— TEKS YANG DIBERIKAN —
Start

Rabu, 11 November 2015

Maqamat dan Ahwal








BAB II
PEMBAHASAN
A.                Pengertian Maqamat
Maqamat merupakan bentuk jamak dari maqom, yang dari segi bahasa berarti kedudukan dan tempat berpijak kedua kaki[1]. Sedangkan dalam ilmu tasawuf, istilah maqom mengandung arti “kedudukan seorang hamba dalam pandangan Allah berdasarkan dengan apa yang telah diusahakannya, baik berupa perjuangan (mujadalah), latihan-latihan spiritual (riyadoh) dan perjalanan menujunya”[2]. Pengertian maqom menurut para sufi disebut juga sebagai tingkatan seorang hamba dalam hal ibadah dan latihan-latihan jiwa secara sungguh-sungguh dengan melakukan sejumlah kewwajiban, yang berguna untuk mencapai makrifat[3].
Jadi, dari ketiga pengertian tersebut dapat dikatakan bahwa maqom merupakan posisi atau tingkatan kedekatan seorang hamba di hadapan Allah sesuai dengan kadar ibadah yang dilakukannya.
Macam-macam maqam menurut al-Syuhrawadi dalam bukunya ‘Awarif al-Ma’rif merumuskan maqam sebagai berikut :
  •  Tobat
Menurut Qamar Kailani dalam karyanya fi al tasawuf al-islami, yang dimaksud dengan tobat ialah ‘’ rasa penyesalan yang sungguh-sungguh dan mendalam disertai permohonan ampun serta meninggalkan segala perbuatan yang menimbulkan dosa’’, sedangkan menurut Imam  al-Ghazali, tobat diklasifikasikan kepada tiga tinglatan : pertama, meninggalkan kejahatan dalam segala bentuknya, dan beralih kepada kebaikan karena takut kepada Allh, kedua, beralih dari satu situasi yang sudah baik menuju ke situasi ke yang lebih baik lagi , ketiga, rasa penyesalan yang dilakukan semata-mata  karena ketaatan  dan kecintaan kepada allah.[4]
  •   Zuhud
Menurut Harun nasution, station yang paling penting bagi seorang calon sufi ialah zuhud yaitu keadaan meninggalkan dunia dan hidup kemareterian.

— DAFTAR DATA —
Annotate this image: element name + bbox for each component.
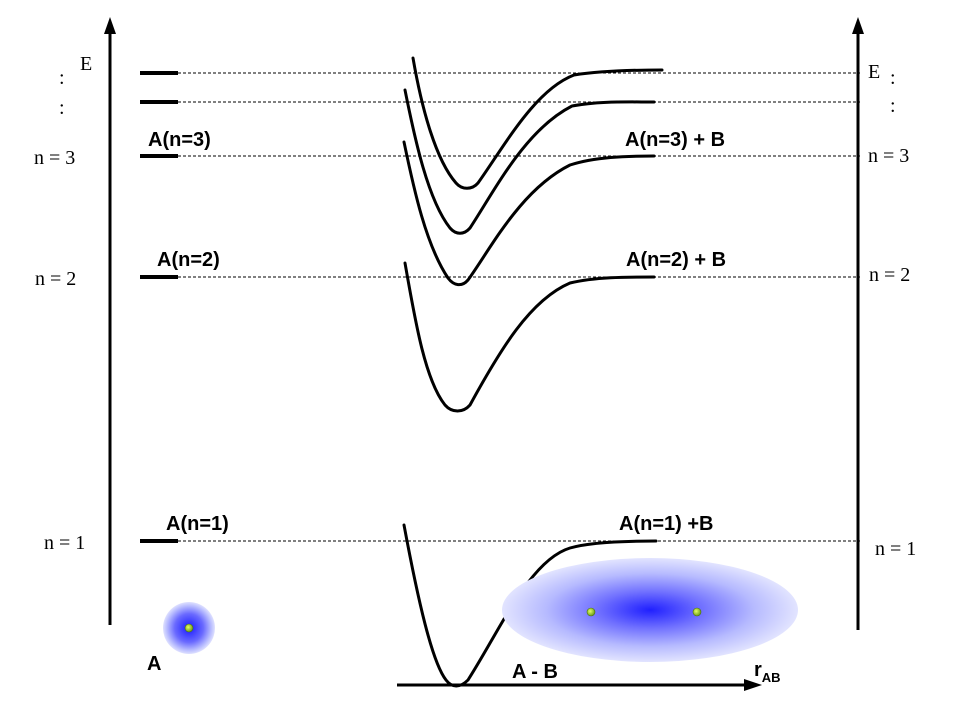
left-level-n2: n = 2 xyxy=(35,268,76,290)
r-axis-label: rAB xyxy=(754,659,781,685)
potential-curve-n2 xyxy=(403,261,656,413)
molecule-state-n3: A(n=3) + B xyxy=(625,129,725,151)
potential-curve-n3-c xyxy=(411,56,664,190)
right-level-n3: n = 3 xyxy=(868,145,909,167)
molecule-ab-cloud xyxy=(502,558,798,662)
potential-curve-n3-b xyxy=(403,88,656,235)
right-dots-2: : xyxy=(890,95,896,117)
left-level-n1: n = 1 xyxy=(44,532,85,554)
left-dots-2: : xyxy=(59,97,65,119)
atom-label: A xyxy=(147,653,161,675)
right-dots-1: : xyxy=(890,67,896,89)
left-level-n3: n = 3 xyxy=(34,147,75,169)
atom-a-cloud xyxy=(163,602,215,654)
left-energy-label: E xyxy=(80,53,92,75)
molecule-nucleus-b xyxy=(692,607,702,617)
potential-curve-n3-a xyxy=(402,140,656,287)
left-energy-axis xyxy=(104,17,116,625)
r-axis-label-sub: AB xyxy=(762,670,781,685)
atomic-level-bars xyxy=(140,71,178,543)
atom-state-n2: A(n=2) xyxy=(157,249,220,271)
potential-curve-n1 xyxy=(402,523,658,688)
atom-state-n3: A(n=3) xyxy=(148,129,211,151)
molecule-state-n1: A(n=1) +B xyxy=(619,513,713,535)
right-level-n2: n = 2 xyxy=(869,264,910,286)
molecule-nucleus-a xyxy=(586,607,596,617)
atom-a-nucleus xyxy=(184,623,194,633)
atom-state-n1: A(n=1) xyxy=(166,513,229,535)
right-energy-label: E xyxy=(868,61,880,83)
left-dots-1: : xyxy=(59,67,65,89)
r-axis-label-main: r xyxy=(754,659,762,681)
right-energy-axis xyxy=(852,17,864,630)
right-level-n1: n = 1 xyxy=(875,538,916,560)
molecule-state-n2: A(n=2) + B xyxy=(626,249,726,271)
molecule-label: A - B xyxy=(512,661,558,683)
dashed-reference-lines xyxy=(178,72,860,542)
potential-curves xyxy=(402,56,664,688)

— KUMPULAN TUGAS —
**a.** Tentukan apakah setiap pernyataan berikut sesuai dengan teks tentang maqamat, lalu jawab ya atau tidak beserta kutipan persis dari teks yang menjadi penentunya: (i) maqamat adalah bentuk jamak dari maqom; (ii) menurut Harun Nasution, station yang paling penting bagi seorang calon sufi adalah tobat; (iii) dari segi bahasa, maqom berarti kedudukan dan tempat berpijak kedua kaki.
**b.** Ulangi secara persis bagian teks tentang maqamat yang dimulai dengan "Maqamat dan Ahwal" dan berlanjut sampai "untuk mencapai makrifat[3].".
Catatan di atas merupakan bahan yang terpisah dari teks tentang maqamat.

— JAWABAN TUGAS —
**a.**
(i) Ya: "Maqamat merupakan bentuk jamak dari maqom"
(ii) Tidak: "station yang paling penting bagi seorang calon sufi ialah zuhud"
(iii) Ya: "yang dari segi bahasa berarti kedudukan dan tempat berpijak kedua kaki"

**b.**
Maqamat dan Ahwal








BAB II
PEMBAHASAN
A.                Pengertian Maqamat
Maqamat merupakan bentuk jamak dari maqom, yang dari segi bahasa berarti kedudukan dan tempat berpijak kedua kaki[1]. Sedangkan dalam ilmu tasawuf, istilah maqom mengandung arti “kedudukan seorang hamba dalam pandangan Allah berdasarkan dengan apa yang telah diusahakannya, baik berupa perjuangan (mujadalah), latihan-latihan spiritual (riyadoh) dan perjalanan menujunya”[2]. Pengertian maqom menurut para sufi disebut juga sebagai tingkatan seorang hamba dalam hal ibadah dan latihan-latihan jiwa secara sungguh-sungguh dengan melakukan sejumlah kewwajiban, yang berguna untuk mencapai makrifat[3].